** Auszuführende Aufgaben **
1: Stimmen die folgenden Aussagen mit dem Textauszug überein? (a) Der Text will eine Erklärung zur Frage des (Post-)Humanismus liefern. (b) Der Text arbeitet mit Collagen wörtlicher Zitate aus unterschiedlichen Epochen. (c) „humanitas“ ist das Abstraktum zum Adjektiv „humanus“.
2: Schreibe aus den Einträgen den Abschnitt unverändert ab, der mit der Zeile beginnt, die „Text: N: N <box>707 668 715 678</box>“ enthält, und mit der Zeile endet, die „Text: NH₂: NH₂ <box>663 667 682 677</box>“ enthält.

** Vorliegender Textauszug **
══════════

Dieser Text verortet sich in letzterer Denktradition. Daher seien alle, die seine Lektüre in der Erwartung einer Erklärung zur Frage des (Post-)Humanismus begonnen haben, gewarnt, dass er sie in dieser Hinsicht enttäuschen wird. Er versteht sich vielmehr als eine Einladung zu einem derrideanischen ‚Randgang‘, der möglicherweise mehr Fragen aufwerfen wird als er Antworten zu geben vermag. Dabei wird er in postmoderner Montagetechnik versuchen, seine Thesen durch Collagen wörtlicher Zitate unterschiedlicher Epochen Gestalt annehmen zu lassen.

Humanistische Humanitas

Der Begriff „Humanismus“ stammt von dem lateinischen Nomen „humanitas“, das als Abstraktum zum Adjektiv „humanus“ (menschlich) die Summe der geistigen Normen und praktischen Verhaltensweisen, die den Menschen zum Menschen machen, bezeichnet.

══════════

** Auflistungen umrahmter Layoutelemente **
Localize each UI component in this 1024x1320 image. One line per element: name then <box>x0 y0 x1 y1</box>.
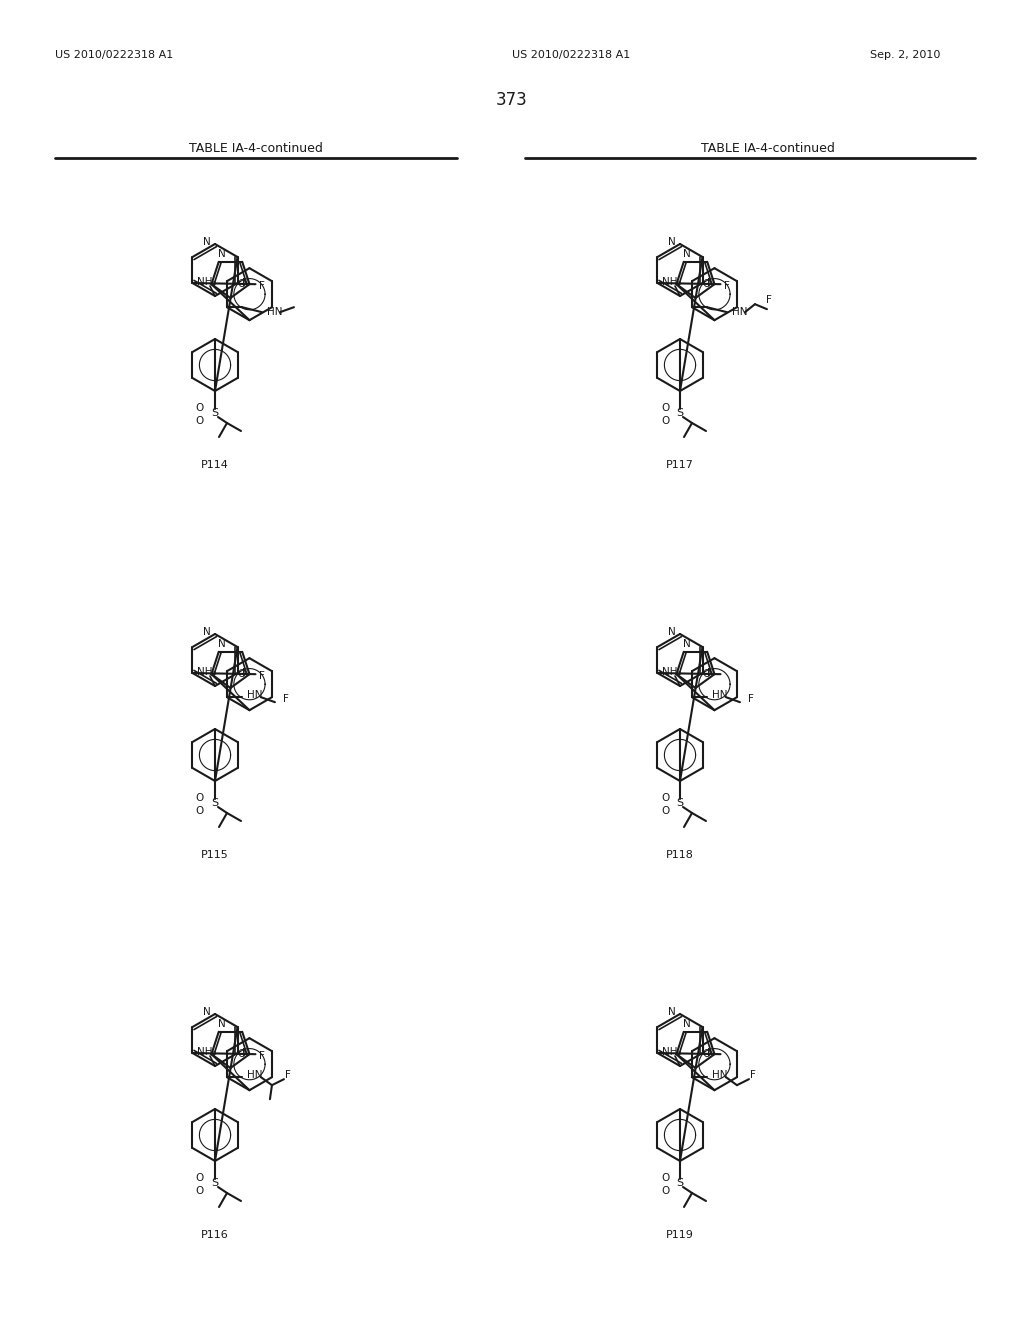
Text: N: N <box>707 668 715 678</box>
Text: HN: HN <box>732 308 748 317</box>
Text: NH₂: NH₂ <box>198 667 217 677</box>
Text: S: S <box>677 1177 684 1188</box>
Text: O: O <box>702 280 711 289</box>
Text: F: F <box>766 296 772 305</box>
Text: F: F <box>259 671 265 681</box>
Text: O: O <box>702 1049 711 1059</box>
Text: F: F <box>283 694 289 704</box>
Text: N: N <box>683 639 690 649</box>
Text: P119: P119 <box>666 1230 694 1239</box>
Text: N: N <box>203 627 211 638</box>
Text: HN: HN <box>267 308 283 317</box>
Text: N: N <box>203 238 211 247</box>
Text: O: O <box>196 793 204 803</box>
Text: O: O <box>238 1049 246 1059</box>
Text: F: F <box>748 694 754 704</box>
Text: Sep. 2, 2010: Sep. 2, 2010 <box>870 50 940 59</box>
Text: O: O <box>660 1173 669 1183</box>
Text: S: S <box>677 408 684 418</box>
Text: HN: HN <box>712 690 727 700</box>
Text: N: N <box>242 668 250 678</box>
Text: HN: HN <box>712 1071 727 1080</box>
Text: NH₂: NH₂ <box>198 1047 217 1057</box>
Text: O: O <box>660 403 669 413</box>
Text: F: F <box>259 281 265 292</box>
Text: O: O <box>660 793 669 803</box>
Text: TABLE IA-4-continued: TABLE IA-4-continued <box>701 141 835 154</box>
Text: S: S <box>677 799 684 808</box>
Text: S: S <box>211 1177 218 1188</box>
Text: O: O <box>660 1185 669 1196</box>
Text: HN: HN <box>247 1071 262 1080</box>
Text: F: F <box>750 1071 756 1080</box>
Text: NH₂: NH₂ <box>663 667 682 677</box>
Text: P117: P117 <box>666 459 694 470</box>
Text: N: N <box>218 248 225 259</box>
Text: O: O <box>660 807 669 816</box>
Text: HN: HN <box>247 690 262 700</box>
Text: N: N <box>707 279 715 288</box>
Text: N: N <box>707 1048 715 1059</box>
Text: P115: P115 <box>201 850 229 861</box>
Text: P118: P118 <box>666 850 694 861</box>
Text: O: O <box>196 1173 204 1183</box>
Text: US 2010/0222318 A1: US 2010/0222318 A1 <box>55 50 173 59</box>
Text: O: O <box>660 416 669 426</box>
Text: N: N <box>242 1048 250 1059</box>
Text: O: O <box>196 416 204 426</box>
Text: NH₂: NH₂ <box>663 1047 682 1057</box>
Text: F: F <box>724 281 730 292</box>
Text: NH₂: NH₂ <box>198 277 217 286</box>
Text: S: S <box>211 799 218 808</box>
Text: O: O <box>238 669 246 680</box>
Text: O: O <box>702 669 711 680</box>
Text: O: O <box>196 403 204 413</box>
Text: F: F <box>285 1071 291 1080</box>
Text: P116: P116 <box>201 1230 229 1239</box>
Text: P114: P114 <box>201 459 229 470</box>
Text: US 2010/0222318 A1: US 2010/0222318 A1 <box>512 50 630 59</box>
Text: NH₂: NH₂ <box>663 277 682 286</box>
Text: O: O <box>196 807 204 816</box>
Text: N: N <box>668 238 676 247</box>
Text: N: N <box>218 1019 225 1028</box>
Text: F: F <box>259 1051 265 1061</box>
Text: N: N <box>683 1019 690 1028</box>
Text: N: N <box>242 279 250 288</box>
Text: N: N <box>218 639 225 649</box>
Text: TABLE IA-4-continued: TABLE IA-4-continued <box>189 141 323 154</box>
Text: O: O <box>196 1185 204 1196</box>
Text: O: O <box>238 280 246 289</box>
Text: S: S <box>211 408 218 418</box>
Text: N: N <box>668 1007 676 1016</box>
Text: N: N <box>683 248 690 259</box>
Text: 373: 373 <box>496 91 528 110</box>
Text: N: N <box>668 627 676 638</box>
Text: N: N <box>203 1007 211 1016</box>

══════════

** Ergebnisse je Aufgabe **
1:
(a) Nein: „dass er sie in dieser Hinsicht enttäuschen wird“
(b) Ja: „durch Collagen wörtlicher Zitate unterschiedlicher Epochen Gestalt annehmen zu lassen“
(c) Ja: „das als Abstraktum zum Adjektiv „humanus“ (menschlich)“

2:
Text: N: N <box>707 668 715 678</box>
Text: HN: HN <box>732 308 748 317</box>
Text: NH₂: NH₂ <box>198 667 217 677</box>
Text: S: S <box>677 1177 684 1188</box>
Text: O: O <box>702 280 711 289</box>
Text: F: F <box>766 296 772 305</box>
Text: F: F <box>259 671 265 681</box>
Text: O: O <box>702 1049 711 1059</box>
Text: F: F <box>283 694 289 704</box>
Text: N: N <box>683 639 690 649</box>
Text: P119: P119 <box>666 1230 694 1239</box>
Text: N: N <box>203 627 211 638</box>
Text: HN: HN <box>267 308 283 317</box>
Text: N: N <box>203 238 211 247</box>
Text: O: O <box>196 793 204 803</box>
Text: O: O <box>238 1049 246 1059</box>
Text: F: F <box>748 694 754 704</box>
Text: Sep. 2, 2010: Sep. 2, 2010 <box>870 50 940 59</box>
Text: O: O <box>660 1173 669 1183</box>
Text: S: S <box>677 408 684 418</box>
Text: HN: HN <box>712 690 727 700</box>
Text: N: N <box>242 668 250 678</box>
Text: HN: HN <box>712 1071 727 1080</box>
Text: NH₂: NH₂ <box>198 1047 217 1057</box>
Text: O: O <box>660 403 669 413</box>
Text: F: F <box>259 281 265 292</box>
Text: O: O <box>660 793 669 803</box>
Text: TABLE IA-4-continued: TABLE IA-4-continued <box>701 141 835 154</box>
Text: S: S <box>677 799 684 808</box>
Text: S: S <box>211 1177 218 1188</box>
Text: O: O <box>660 1185 669 1196</box>
Text: HN: HN <box>247 1071 262 1080</box>
Text: F: F <box>750 1071 756 1080</box>
Text: NH₂: NH₂ <box>663 667 682 677</box>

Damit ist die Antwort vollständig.